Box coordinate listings
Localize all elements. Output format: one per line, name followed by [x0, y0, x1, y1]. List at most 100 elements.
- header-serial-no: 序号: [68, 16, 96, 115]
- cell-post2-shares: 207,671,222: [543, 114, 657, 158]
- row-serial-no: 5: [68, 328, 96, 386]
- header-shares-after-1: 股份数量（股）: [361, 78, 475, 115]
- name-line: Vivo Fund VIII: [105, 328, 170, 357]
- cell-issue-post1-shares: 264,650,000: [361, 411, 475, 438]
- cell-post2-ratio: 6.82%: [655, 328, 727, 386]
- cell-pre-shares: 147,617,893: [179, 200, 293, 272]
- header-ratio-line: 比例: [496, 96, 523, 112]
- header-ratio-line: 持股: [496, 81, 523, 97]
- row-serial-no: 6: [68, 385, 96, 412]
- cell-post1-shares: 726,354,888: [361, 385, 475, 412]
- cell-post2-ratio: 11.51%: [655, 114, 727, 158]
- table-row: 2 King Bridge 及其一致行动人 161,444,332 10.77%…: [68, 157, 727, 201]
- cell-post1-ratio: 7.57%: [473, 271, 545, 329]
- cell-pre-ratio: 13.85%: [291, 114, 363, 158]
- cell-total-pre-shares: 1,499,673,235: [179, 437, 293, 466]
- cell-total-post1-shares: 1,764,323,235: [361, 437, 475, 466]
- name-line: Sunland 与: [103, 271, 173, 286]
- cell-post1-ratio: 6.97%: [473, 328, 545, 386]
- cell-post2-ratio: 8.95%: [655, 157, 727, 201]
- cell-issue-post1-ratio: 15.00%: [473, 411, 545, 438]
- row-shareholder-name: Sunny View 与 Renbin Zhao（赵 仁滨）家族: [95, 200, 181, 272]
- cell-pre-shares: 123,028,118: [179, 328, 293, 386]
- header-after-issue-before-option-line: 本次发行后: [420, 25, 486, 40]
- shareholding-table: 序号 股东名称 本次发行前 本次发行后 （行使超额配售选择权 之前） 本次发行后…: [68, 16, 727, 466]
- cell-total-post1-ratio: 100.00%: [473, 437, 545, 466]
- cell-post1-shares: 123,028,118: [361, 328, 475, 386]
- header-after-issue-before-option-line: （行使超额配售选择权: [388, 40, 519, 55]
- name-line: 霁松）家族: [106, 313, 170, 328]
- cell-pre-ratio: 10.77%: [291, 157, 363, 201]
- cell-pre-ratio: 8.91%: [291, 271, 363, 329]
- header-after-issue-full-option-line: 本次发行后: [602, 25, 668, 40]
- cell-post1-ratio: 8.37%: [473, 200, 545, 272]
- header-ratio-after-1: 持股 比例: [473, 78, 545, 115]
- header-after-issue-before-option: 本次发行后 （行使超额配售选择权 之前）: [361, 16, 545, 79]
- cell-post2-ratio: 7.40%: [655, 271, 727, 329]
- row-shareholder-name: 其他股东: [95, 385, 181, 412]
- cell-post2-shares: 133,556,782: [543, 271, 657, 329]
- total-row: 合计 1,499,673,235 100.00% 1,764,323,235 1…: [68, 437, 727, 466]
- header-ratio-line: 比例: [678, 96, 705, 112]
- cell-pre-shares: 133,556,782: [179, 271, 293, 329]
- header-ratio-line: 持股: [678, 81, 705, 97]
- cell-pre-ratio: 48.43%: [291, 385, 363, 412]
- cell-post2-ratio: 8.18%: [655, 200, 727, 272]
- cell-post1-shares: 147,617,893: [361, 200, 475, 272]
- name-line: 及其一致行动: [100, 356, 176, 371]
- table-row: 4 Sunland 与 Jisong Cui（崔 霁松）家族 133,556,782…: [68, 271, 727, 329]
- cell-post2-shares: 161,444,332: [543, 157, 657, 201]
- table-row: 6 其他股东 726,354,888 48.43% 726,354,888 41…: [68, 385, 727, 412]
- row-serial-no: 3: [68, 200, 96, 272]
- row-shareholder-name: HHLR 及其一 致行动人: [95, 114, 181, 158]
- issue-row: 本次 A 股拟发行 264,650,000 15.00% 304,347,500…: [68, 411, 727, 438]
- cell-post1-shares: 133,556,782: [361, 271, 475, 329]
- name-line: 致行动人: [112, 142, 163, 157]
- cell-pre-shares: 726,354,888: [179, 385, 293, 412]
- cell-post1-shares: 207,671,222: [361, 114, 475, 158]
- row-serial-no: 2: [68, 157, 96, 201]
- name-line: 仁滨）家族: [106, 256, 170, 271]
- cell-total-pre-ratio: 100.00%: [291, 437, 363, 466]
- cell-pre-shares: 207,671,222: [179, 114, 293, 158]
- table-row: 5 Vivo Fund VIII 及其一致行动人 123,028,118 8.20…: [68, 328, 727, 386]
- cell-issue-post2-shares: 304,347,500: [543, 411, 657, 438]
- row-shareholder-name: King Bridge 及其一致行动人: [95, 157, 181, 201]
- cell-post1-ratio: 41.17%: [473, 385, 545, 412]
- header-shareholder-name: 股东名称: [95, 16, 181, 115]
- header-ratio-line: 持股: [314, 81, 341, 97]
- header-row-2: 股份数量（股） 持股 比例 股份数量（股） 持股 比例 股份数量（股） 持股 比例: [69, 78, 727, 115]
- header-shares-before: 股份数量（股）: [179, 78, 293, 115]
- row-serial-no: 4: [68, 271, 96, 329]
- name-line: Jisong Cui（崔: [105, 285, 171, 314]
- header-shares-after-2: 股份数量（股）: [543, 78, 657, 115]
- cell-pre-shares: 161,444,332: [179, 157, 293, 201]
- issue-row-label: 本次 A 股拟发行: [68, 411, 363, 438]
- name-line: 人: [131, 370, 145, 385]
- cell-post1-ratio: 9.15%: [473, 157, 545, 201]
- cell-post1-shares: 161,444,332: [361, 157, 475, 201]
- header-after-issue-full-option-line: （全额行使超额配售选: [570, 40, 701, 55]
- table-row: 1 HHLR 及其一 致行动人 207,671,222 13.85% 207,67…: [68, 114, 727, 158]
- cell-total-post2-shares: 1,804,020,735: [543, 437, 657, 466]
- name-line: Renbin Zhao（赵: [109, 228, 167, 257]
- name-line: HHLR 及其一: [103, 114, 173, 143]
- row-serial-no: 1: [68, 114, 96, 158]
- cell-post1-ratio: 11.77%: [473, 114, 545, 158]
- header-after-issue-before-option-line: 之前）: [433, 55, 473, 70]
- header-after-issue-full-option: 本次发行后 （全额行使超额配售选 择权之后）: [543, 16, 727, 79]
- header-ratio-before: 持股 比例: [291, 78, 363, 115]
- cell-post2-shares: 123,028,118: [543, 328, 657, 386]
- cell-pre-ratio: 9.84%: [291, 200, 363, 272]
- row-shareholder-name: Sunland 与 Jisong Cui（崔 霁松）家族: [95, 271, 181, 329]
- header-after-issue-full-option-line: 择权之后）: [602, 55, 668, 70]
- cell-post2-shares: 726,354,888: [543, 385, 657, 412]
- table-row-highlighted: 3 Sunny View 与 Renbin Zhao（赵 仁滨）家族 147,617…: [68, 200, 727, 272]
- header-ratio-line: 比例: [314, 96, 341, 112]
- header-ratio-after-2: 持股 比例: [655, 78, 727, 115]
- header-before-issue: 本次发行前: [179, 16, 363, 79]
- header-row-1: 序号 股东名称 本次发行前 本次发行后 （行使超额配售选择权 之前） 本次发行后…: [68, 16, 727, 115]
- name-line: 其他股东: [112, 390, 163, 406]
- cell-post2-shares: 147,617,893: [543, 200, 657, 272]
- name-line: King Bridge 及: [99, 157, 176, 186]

# [Set task]
Format the material above as a JSON list of strings, with one string per line and no strings for blank lines.

# [The answer]
[
  "Localize all elements. Output format: one per line, name followed by [x0, y0, x1, y1]. List at most 100 elements.",
  "- header-serial-no: 序号: [68, 16, 96, 115]",
  "- cell-post2-shares: 207,671,222: [543, 114, 657, 158]",
  "- row-serial-no: 5: [68, 328, 96, 386]",
  "- header-shares-after-1: 股份数量（股）: [361, 78, 475, 115]",
  "- name-line: Vivo Fund VIII: [105, 328, 170, 357]",
  "- cell-issue-post1-shares: 264,650,000: [361, 411, 475, 438]",
  "- cell-post2-ratio: 6.82%: [655, 328, 727, 386]",
  "- cell-pre-shares: 147,617,893: [179, 200, 293, 272]",
  "- header-ratio-line: 比例: [496, 96, 523, 112]",
  "- header-ratio-line: 持股: [496, 81, 523, 97]",
  "- row-serial-no: 6: [68, 385, 96, 412]",
  "- cell-post1-shares: 726,354,888: [361, 385, 475, 412]",
  "- cell-post2-ratio: 11.51%: [655, 114, 727, 158]",
  "- table-row: 2 King Bridge 及其一致行动人 161,444,332 10.77%…: [68, 157, 727, 201]",
  "- cell-post1-ratio: 7.57%: [473, 271, 545, 329]",
  "- cell-pre-ratio: 13.85%: [291, 114, 363, 158]",
  "- cell-total-pre-shares: 1,499,673,235: [179, 437, 293, 466]",
  "- cell-total-post1-shares: 1,764,323,235: [361, 437, 475, 466]",
  "- name-line: Sunland 与: [103, 271, 173, 286]",
  "- cell-post1-ratio: 6.97%: [473, 328, 545, 386]",
  "- cell-post2-ratio: 8.95%: [655, 157, 727, 201]",
  "- cell-issue-post1-ratio: 15.00%: [473, 411, 545, 438]",
  "- row-shareholder-name: Sunny View 与 Renbin Zhao（赵 仁滨）家族: [95, 200, 181, 272]",
  "- cell-pre-shares: 123,028,118: [179, 328, 293, 386]",
  "- header-after-issue-before-option-line: 本次发行后: [420, 25, 486, 40]",
  "- shareholding-table: 序号 股东名称 本次发行前 本次发行后 （行使超额配售选择权 之前） 本次发行后…: [68, 16, 727, 466]",
  "- cell-total-post1-ratio: 100.00%: [473, 437, 545, 466]",
  "- cell-post1-shares: 123,028,118: [361, 328, 475, 386]",
  "- header-after-issue-before-option-line: （行使超额配售选择权: [388, 40, 519, 55]",
  "- name-line: 霁松）家族: [106, 313, 170, 328]",
  "- cell-pre-ratio: 10.77%: [291, 157, 363, 201]",
  "- cell-pre-ratio: 8.91%: [291, 271, 363, 329]",
  "- header-after-issue-full-option-line: 本次发行后: [602, 25, 668, 40]",
  "- cell-post1-ratio: 8.37%: [473, 200, 545, 272]",
  "- header-ratio-after-1: 持股 比例: [473, 78, 545, 115]",
  "- header-after-issue-before-option: 本次发行后 （行使超额配售选择权 之前）: [361, 16, 545, 79]",
  "- cell-post2-ratio: 7.40%: [655, 271, 727, 329]",
  "- row-shareholder-name: 其他股东: [95, 385, 181, 412]",
  "- cell-post2-shares: 133,556,782: [543, 271, 657, 329]",
  "- total-row: 合计 1,499,673,235 100.00% 1,764,323,235 1…: [68, 437, 727, 466]",
  "- header-ratio-line: 比例: [678, 96, 705, 112]",
  "- cell-pre-shares: 133,556,782: [179, 271, 293, 329]",
  "- header-ratio-line: 持股: [678, 81, 705, 97]",
  "- cell-pre-ratio: 48.43%: [291, 385, 363, 412]",
  "- cell-post2-ratio: 8.18%: [655, 200, 727, 272]",
  "- cell-post1-shares: 147,617,893: [361, 200, 475, 272]",
  "- name-line: 及其一致行动: [100, 356, 176, 371]",
  "- table-row: 4 Sunland 与 Jisong Cui（崔 霁松）家族 133,556,782…: [68, 271, 727, 329]",
  "- cell-post2-shares: 161,444,332: [543, 157, 657, 201]",
  "- table-row: 6 其他股东 726,354,888 48.43% 726,354,888 41…: [68, 385, 727, 412]",
  "- row-serial-no: 3: [68, 200, 96, 272]",
  "- row-shareholder-name: HHLR 及其一 致行动人: [95, 114, 181, 158]",
  "- issue-row: 本次 A 股拟发行 264,650,000 15.00% 304,347,500…: [68, 411, 727, 438]",
  "- cell-post1-shares: 133,556,782: [361, 271, 475, 329]",
  "- name-line: 致行动人: [112, 142, 163, 157]",
  "- cell-pre-shares: 726,354,888: [179, 385, 293, 412]",
  "- cell-post1-shares: 207,671,222: [361, 114, 475, 158]",
  "- row-serial-no: 2: [68, 157, 96, 201]",
  "- name-line: 仁滨）家族: [106, 256, 170, 271]",
  "- cell-total-pre-ratio: 100.00%: [291, 437, 363, 466]",
  "- cell-pre-shares: 207,671,222: [179, 114, 293, 158]",
  "- table-row: 5 Vivo Fund VIII 及其一致行动人 123,028,118 8.20…: [68, 328, 727, 386]",
  "- cell-issue-post2-shares: 304,347,500: [543, 411, 657, 438]",
  "- row-shareholder-name: King Bridge 及其一致行动人: [95, 157, 181, 201]",
  "- cell-post1-ratio: 41.17%: [473, 385, 545, 412]",
  "- header-shareholder-name: 股东名称: [95, 16, 181, 115]",
  "- header-ratio-line: 持股: [314, 81, 341, 97]",
  "- header-row-2: 股份数量（股） 持股 比例 股份数量（股） 持股 比例 股份数量（股） 持股 比例: [69, 78, 727, 115]",
  "- header-shares-before: 股份数量（股）: [179, 78, 293, 115]",
  "- row-serial-no: 4: [68, 271, 96, 329]",
  "- name-line: Jisong Cui（崔: [105, 285, 171, 314]",
  "- header-shares-after-2: 股份数量（股）: [543, 78, 657, 115]",
  "- cell-pre-shares: 161,444,332: [179, 157, 293, 201]",
  "- issue-row-label: 本次 A 股拟发行: [68, 411, 363, 438]",
  "- name-line: 人: [131, 370, 145, 385]",
  "- cell-post1-ratio: 9.15%: [473, 157, 545, 201]",
  "- cell-post1-shares: 161,444,332: [361, 157, 475, 201]",
  "- header-after-issue-full-option-line: （全额行使超额配售选: [570, 40, 701, 55]",
  "- table-row: 1 HHLR 及其一 致行动人 207,671,222 13.85% 207,67…: [68, 114, 727, 158]",
  "- cell-total-post2-shares: 1,804,020,735: [543, 437, 657, 466]",
  "- name-line: Renbin Zhao（赵: [109, 228, 167, 257]",
  "- name-line: HHLR 及其一: [103, 114, 173, 143]",
  "- row-serial-no: 1: [68, 114, 96, 158]",
  "- cell-post1-ratio: 11.77%: [473, 114, 545, 158]",
  "- header-after-issue-before-option-line: 之前）: [433, 55, 473, 70]",
  "- header-after-issue-full-option: 本次发行后 （全额行使超额配售选 择权之后）: [543, 16, 727, 79]",
  "- header-ratio-before: 持股 比例: [291, 78, 363, 115]",
  "- cell-post2-shares: 123,028,118: [543, 328, 657, 386]",
  "- cell-pre-ratio: 9.84%: [291, 200, 363, 272]",
  "- row-shareholder-name: Sunland 与 Jisong Cui（崔 霁松）家族: [95, 271, 181, 329]",
  "- header-after-issue-full-option-line: 择权之后）: [602, 55, 668, 70]",
  "- cell-post2-shares: 726,354,888: [543, 385, 657, 412]",
  "- table-row-highlighted: 3 Sunny View 与 Renbin Zhao（赵 仁滨）家族 147,617…: [68, 200, 727, 272]",
  "- header-ratio-line: 比例: [314, 96, 341, 112]",
  "- header-ratio-after-2: 持股 比例: [655, 78, 727, 115]",
  "- header-before-issue: 本次发行前: [179, 16, 363, 79]",
  "- header-row-1: 序号 股东名称 本次发行前 本次发行后 （行使超额配售选择权 之前） 本次发行后…: [68, 16, 727, 115]",
  "- name-line: 其他股东: [112, 390, 163, 406]",
  "- cell-post2-shares: 147,617,893: [543, 200, 657, 272]",
  "- name-line: King Bridge 及: [99, 157, 176, 186]"
]